_WHAT TO DO_
Arrange every line of the items below as a Markdown table with two columns, Row and Line, that gives each line a row number and skips blank lines.

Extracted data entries
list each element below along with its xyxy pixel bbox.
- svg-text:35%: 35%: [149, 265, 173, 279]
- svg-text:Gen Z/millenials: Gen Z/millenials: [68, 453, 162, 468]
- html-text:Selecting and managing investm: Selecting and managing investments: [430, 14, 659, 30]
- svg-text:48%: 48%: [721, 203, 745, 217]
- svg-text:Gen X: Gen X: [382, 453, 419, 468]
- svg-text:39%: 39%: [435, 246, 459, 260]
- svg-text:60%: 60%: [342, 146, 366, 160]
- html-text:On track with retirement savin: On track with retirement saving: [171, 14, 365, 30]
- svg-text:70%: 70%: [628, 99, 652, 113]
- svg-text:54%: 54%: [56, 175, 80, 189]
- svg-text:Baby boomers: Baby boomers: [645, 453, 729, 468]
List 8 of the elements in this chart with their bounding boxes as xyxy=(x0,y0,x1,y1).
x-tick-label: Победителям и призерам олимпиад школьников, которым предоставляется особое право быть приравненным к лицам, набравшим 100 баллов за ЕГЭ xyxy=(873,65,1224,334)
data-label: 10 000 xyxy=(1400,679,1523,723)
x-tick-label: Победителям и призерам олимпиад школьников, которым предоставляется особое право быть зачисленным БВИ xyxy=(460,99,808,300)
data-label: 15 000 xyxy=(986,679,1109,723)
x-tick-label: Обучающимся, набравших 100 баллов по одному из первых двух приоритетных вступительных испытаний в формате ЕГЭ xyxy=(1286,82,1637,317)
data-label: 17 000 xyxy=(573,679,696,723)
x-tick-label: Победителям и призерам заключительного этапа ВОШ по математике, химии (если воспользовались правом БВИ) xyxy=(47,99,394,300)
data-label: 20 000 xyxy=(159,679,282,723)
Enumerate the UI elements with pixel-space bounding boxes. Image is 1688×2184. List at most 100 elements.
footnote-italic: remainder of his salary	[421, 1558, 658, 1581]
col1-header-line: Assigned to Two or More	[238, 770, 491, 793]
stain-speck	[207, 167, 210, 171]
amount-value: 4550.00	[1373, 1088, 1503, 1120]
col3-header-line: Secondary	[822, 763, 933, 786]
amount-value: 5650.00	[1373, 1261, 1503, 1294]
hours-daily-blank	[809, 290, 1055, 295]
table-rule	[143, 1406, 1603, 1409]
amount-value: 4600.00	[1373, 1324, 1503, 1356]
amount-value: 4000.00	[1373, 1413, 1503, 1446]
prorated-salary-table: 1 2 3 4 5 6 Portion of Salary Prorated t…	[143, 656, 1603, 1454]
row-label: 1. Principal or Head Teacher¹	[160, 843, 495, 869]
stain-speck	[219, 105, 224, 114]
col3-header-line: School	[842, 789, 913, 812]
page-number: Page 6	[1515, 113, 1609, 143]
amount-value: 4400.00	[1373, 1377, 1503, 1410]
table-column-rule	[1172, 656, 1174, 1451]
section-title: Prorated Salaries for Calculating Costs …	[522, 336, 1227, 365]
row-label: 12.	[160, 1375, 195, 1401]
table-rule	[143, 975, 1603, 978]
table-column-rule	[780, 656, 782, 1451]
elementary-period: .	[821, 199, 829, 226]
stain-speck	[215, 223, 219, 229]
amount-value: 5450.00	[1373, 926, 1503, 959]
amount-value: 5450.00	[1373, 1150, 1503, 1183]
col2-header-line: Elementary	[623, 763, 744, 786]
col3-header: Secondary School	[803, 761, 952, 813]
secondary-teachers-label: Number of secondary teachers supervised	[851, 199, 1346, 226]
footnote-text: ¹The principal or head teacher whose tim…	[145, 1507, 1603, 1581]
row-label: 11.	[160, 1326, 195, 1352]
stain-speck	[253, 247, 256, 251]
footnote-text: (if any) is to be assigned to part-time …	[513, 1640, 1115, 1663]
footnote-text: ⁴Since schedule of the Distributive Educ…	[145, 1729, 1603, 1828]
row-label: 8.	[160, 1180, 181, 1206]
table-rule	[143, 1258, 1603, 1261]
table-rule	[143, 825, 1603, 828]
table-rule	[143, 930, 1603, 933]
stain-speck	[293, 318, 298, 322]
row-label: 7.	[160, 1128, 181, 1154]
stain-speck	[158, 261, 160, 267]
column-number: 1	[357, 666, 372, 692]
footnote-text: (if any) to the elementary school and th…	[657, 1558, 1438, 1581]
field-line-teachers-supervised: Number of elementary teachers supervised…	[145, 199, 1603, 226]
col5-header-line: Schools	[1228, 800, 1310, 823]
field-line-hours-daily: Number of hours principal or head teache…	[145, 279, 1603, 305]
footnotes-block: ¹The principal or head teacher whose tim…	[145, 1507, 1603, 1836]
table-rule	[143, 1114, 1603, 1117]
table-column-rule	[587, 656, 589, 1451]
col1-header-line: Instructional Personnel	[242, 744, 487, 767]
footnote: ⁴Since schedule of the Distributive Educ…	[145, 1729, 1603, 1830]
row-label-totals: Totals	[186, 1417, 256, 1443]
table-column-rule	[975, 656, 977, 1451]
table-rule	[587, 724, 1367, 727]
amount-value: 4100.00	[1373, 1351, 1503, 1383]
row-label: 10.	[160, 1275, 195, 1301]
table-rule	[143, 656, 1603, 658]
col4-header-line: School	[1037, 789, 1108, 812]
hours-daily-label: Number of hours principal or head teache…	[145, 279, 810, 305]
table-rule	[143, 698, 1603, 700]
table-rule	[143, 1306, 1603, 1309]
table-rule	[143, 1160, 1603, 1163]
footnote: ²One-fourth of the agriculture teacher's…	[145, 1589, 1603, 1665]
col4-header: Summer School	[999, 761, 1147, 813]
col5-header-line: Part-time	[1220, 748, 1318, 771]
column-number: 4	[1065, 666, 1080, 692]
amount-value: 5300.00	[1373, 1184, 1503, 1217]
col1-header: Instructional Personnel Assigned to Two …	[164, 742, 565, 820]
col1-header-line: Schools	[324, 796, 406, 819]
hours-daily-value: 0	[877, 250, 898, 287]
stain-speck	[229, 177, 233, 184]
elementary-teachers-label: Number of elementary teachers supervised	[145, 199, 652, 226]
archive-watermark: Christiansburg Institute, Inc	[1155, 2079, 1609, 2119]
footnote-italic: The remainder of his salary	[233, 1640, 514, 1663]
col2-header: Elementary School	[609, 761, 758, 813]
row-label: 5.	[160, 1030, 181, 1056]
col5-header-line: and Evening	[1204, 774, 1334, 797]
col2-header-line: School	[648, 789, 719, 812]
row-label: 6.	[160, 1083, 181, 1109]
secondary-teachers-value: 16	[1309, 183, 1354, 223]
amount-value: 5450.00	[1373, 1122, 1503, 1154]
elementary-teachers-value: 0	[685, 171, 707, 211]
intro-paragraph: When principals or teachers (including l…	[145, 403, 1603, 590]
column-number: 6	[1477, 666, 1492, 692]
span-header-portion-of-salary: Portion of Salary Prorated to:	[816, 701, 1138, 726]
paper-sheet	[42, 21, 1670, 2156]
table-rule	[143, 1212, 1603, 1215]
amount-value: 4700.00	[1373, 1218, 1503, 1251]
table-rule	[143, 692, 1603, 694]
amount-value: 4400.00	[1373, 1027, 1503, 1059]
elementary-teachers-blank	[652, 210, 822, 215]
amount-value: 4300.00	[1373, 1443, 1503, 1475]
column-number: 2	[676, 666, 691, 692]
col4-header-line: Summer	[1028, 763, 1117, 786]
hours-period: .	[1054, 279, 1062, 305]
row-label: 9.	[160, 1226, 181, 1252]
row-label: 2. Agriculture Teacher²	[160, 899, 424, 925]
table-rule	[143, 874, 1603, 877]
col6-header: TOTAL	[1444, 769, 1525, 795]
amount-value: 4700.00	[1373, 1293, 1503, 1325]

_FINAL ANSWER_
| Row | Line |
|---|---|
| 1 | list each element below along with its xyxy pixel bbox. |
| 2 | - svg-text:35%: 35%: [149, 265, 173, 279] |
| 3 | - svg-text:Gen Z/millenials: Gen Z/millenials: [68, 453, 162, 468] |
| 4 | - html-text:Selecting and managing investm: Selecting and managing investments: [430, 14, 659, 30] |
| 5 | - svg-text:48%: 48%: [721, 203, 745, 217] |
| 6 | - svg-text:Gen X: Gen X: [382, 453, 419, 468] |
| 7 | - svg-text:39%: 39%: [435, 246, 459, 260] |
| 8 | - svg-text:60%: 60%: [342, 146, 366, 160] |
| 9 | - html-text:On track with retirement savin: On track with retirement saving: [171, 14, 365, 30] |
| 10 | - svg-text:70%: 70%: [628, 99, 652, 113] |
| 11 | - svg-text:54%: 54%: [56, 175, 80, 189] |
| 12 | - svg-text:Baby boomers: Baby boomers: [645, 453, 729, 468] |
| 13 | List 8 of the elements in this chart with their bounding boxes as xyxy=(x0,y0,x1,y1). |
| 14 | x-tick-label: Победителям и призерам олимпиад школьников, которым предоставляется особое право быть приравненным к лицам, набравшим 100 баллов за ЕГЭ xyxy=(873,65,1224,334) |
| 15 | data-label: 10 000 xyxy=(1400,679,1523,723) |
| 16 | x-tick-label: Победителям и призерам олимпиад школьников, которым предоставляется особое право быть зачисленным БВИ xyxy=(460,99,808,300) |
| 17 | data-label: 15 000 xyxy=(986,679,1109,723) |
| 18 | x-tick-label: Обучающимся, набравших 100 баллов по одному из первых двух приоритетных вступительных испытаний в формате ЕГЭ xyxy=(1286,82,1637,317) |
| 19 | data-label: 17 000 xyxy=(573,679,696,723) |
| 20 | x-tick-label: Победителям и призерам заключительного этапа ВОШ по математике, химии (если воспользовались правом БВИ) xyxy=(47,99,394,300) |
| 21 | data-label: 20 000 xyxy=(159,679,282,723) |
| 22 | Enumerate the UI elements with pixel-space bounding boxes. Image is 1688×2184. List at most 100 elements. |
| 23 | footnote-italic: remainder of his salary	[421, 1558, 658, 1581] |
| 24 | col1-header-line: Assigned to Two or More	[238, 770, 491, 793] |
| 25 | stain-speck	[207, 167, 210, 171] |
| 26 | amount-value: 4550.00	[1373, 1088, 1503, 1120] |
| 27 | col3-header-line: Secondary	[822, 763, 933, 786] |
| 28 | amount-value: 5650.00	[1373, 1261, 1503, 1294] |
| 29 | hours-daily-blank	[809, 290, 1055, 295] |
| 30 | table-rule	[143, 1406, 1603, 1409] |
| 31 | amount-value: 4600.00	[1373, 1324, 1503, 1356] |
| 32 | amount-value: 4000.00	[1373, 1413, 1503, 1446] |
| 33 | prorated-salary-table: 1 2 3 4 5 6 Portion of Salary Prorated t…	[143, 656, 1603, 1454] |
| 34 | row-label: 1. Principal or Head Teacher¹	[160, 843, 495, 869] |
| 35 | stain-speck	[219, 105, 224, 114] |
| 36 | col3-header-line: School	[842, 789, 913, 812] |
| 37 | page-number: Page 6	[1515, 113, 1609, 143] |
| 38 | amount-value: 4400.00	[1373, 1377, 1503, 1410] |
| 39 | table-column-rule	[1172, 656, 1174, 1451] |
| 40 | section-title: Prorated Salaries for Calculating Costs …	[522, 336, 1227, 365] |
| 41 | row-label: 12.	[160, 1375, 195, 1401] |
| 42 | table-rule	[143, 975, 1603, 978] |
| 43 | table-column-rule	[780, 656, 782, 1451] |
| 44 | elementary-period: .	[821, 199, 829, 226] |
| 45 | stain-speck	[215, 223, 219, 229] |
| 46 | amount-value: 5450.00	[1373, 926, 1503, 959] |
| 47 | amount-value: 5450.00	[1373, 1150, 1503, 1183] |
| 48 | col2-header-line: Elementary	[623, 763, 744, 786] |
| 49 | col3-header: Secondary School	[803, 761, 952, 813] |
| 50 | secondary-teachers-label: Number of secondary teachers supervised	[851, 199, 1346, 226] |
| 51 | footnote-text: ¹The principal or head teacher whose tim…	[145, 1507, 1603, 1581] |
| 52 | row-label: 11.	[160, 1326, 195, 1352] |
| 53 | stain-speck	[253, 247, 256, 251] |
| 54 | footnote-text: (if any) is to be assigned to part-time …	[513, 1640, 1115, 1663] |
| 55 | footnote-text: ⁴Since schedule of the Distributive Educ…	[145, 1729, 1603, 1828] |
| 56 | row-label: 8.	[160, 1180, 181, 1206] |
| 57 | table-rule	[143, 1258, 1603, 1261] |
| 58 | table-rule	[143, 825, 1603, 828] |
| 59 | table-rule	[143, 930, 1603, 933] |
| 60 | stain-speck	[293, 318, 298, 322] |
| 61 | row-label: 7.	[160, 1128, 181, 1154] |
| 62 | stain-speck	[158, 261, 160, 267] |
| 63 | column-number: 1	[357, 666, 372, 692] |
| 64 | footnote-text: (if any) to the elementary school and th…	[657, 1558, 1438, 1581] |
| 65 | field-line-teachers-supervised: Number of elementary teachers supervised…	[145, 199, 1603, 226] |
| 66 | col5-header-line: Schools	[1228, 800, 1310, 823] |
| 67 | field-line-hours-daily: Number of hours principal or head teache…	[145, 279, 1603, 305] |
| 68 | footnotes-block: ¹The principal or head teacher whose tim…	[145, 1507, 1603, 1836] |
| 69 | table-rule	[143, 1114, 1603, 1117] |
| 70 | table-column-rule	[587, 656, 589, 1451] |
| 71 | col1-header-line: Instructional Personnel	[242, 744, 487, 767] |
| 72 | footnote: ⁴Since schedule of the Distributive Educ…	[145, 1729, 1603, 1830] |
| 73 | row-label-totals: Totals	[186, 1417, 256, 1443] |
| 74 | table-column-rule	[975, 656, 977, 1451] |
| 75 | table-rule	[587, 724, 1367, 727] |
| 76 | amount-value: 4100.00	[1373, 1351, 1503, 1383] |
| 77 | row-label: 10.	[160, 1275, 195, 1301] |
| 78 | table-rule	[143, 656, 1603, 658] |
| 79 | col4-header-line: School	[1037, 789, 1108, 812] |
| 80 | hours-daily-label: Number of hours principal or head teache…	[145, 279, 810, 305] |
| 81 | table-rule	[143, 698, 1603, 700] |
| 82 | table-rule	[143, 1306, 1603, 1309] |
| 83 | table-rule	[143, 1160, 1603, 1163] |
| 84 | footnote: ²One-fourth of the agriculture teacher's…	[145, 1589, 1603, 1665] |
| 85 | col4-header: Summer School	[999, 761, 1147, 813] |
| 86 | col5-header-line: Part-time	[1220, 748, 1318, 771] |
| 87 | column-number: 4	[1065, 666, 1080, 692] |
| 88 | amount-value: 5300.00	[1373, 1184, 1503, 1217] |
| 89 | col1-header: Instructional Personnel Assigned to Two …	[164, 742, 565, 820] |
| 90 | col1-header-line: Schools	[324, 796, 406, 819] |
| 91 | hours-daily-value: 0	[877, 250, 898, 287] |
| 92 | stain-speck	[229, 177, 233, 184] |
| 93 | elementary-teachers-label: Number of elementary teachers supervised	[145, 199, 652, 226] |
| 94 | archive-watermark: Christiansburg Institute, Inc	[1155, 2079, 1609, 2119] |
| 95 | footnote-italic: The remainder of his salary	[233, 1640, 514, 1663] |
| 96 | col2-header: Elementary School	[609, 761, 758, 813] |
| 97 | row-label: 5.	[160, 1030, 181, 1056] |
| 98 | col5-header-line: and Evening	[1204, 774, 1334, 797] |
| 99 | col2-header-line: School	[648, 789, 719, 812] |
| 100 | row-label: 6.	[160, 1083, 181, 1109] |
| 101 | secondary-teachers-value: 16	[1309, 183, 1354, 223] |
| 102 | amount-value: 5450.00	[1373, 1122, 1503, 1154] |
| 103 | elementary-teachers-value: 0	[685, 171, 707, 211] |
| 104 | intro-paragraph: When principals or teachers (including l…	[145, 403, 1603, 590] |
| 105 | column-number: 6	[1477, 666, 1492, 692] |
| 106 | span-header-portion-of-salary: Portion of Salary Prorated to:	[816, 701, 1138, 726] |
| 107 | paper-sheet	[42, 21, 1670, 2156] |
| 108 | table-rule	[143, 1212, 1603, 1215] |
| 109 | amount-value: 4700.00	[1373, 1218, 1503, 1251] |
| 110 | table-rule	[143, 692, 1603, 694] |
| 111 | amount-value: 4400.00	[1373, 1027, 1503, 1059] |
| 112 | elementary-teachers-blank	[652, 210, 822, 215] |
| 113 | amount-value: 4300.00	[1373, 1443, 1503, 1475] |
| 114 | column-number: 2	[676, 666, 691, 692] |
| 115 | col4-header-line: Summer	[1028, 763, 1117, 786] |
| 116 | hours-period: .	[1054, 279, 1062, 305] |
| 117 | row-label: 9.	[160, 1226, 181, 1252] |
| 118 | row-label: 2. Agriculture Teacher²	[160, 899, 424, 925] |
| 119 | table-rule	[143, 874, 1603, 877] |
| 120 | col6-header: TOTAL	[1444, 769, 1525, 795] |
| 121 | amount-value: 4700.00	[1373, 1293, 1503, 1325] |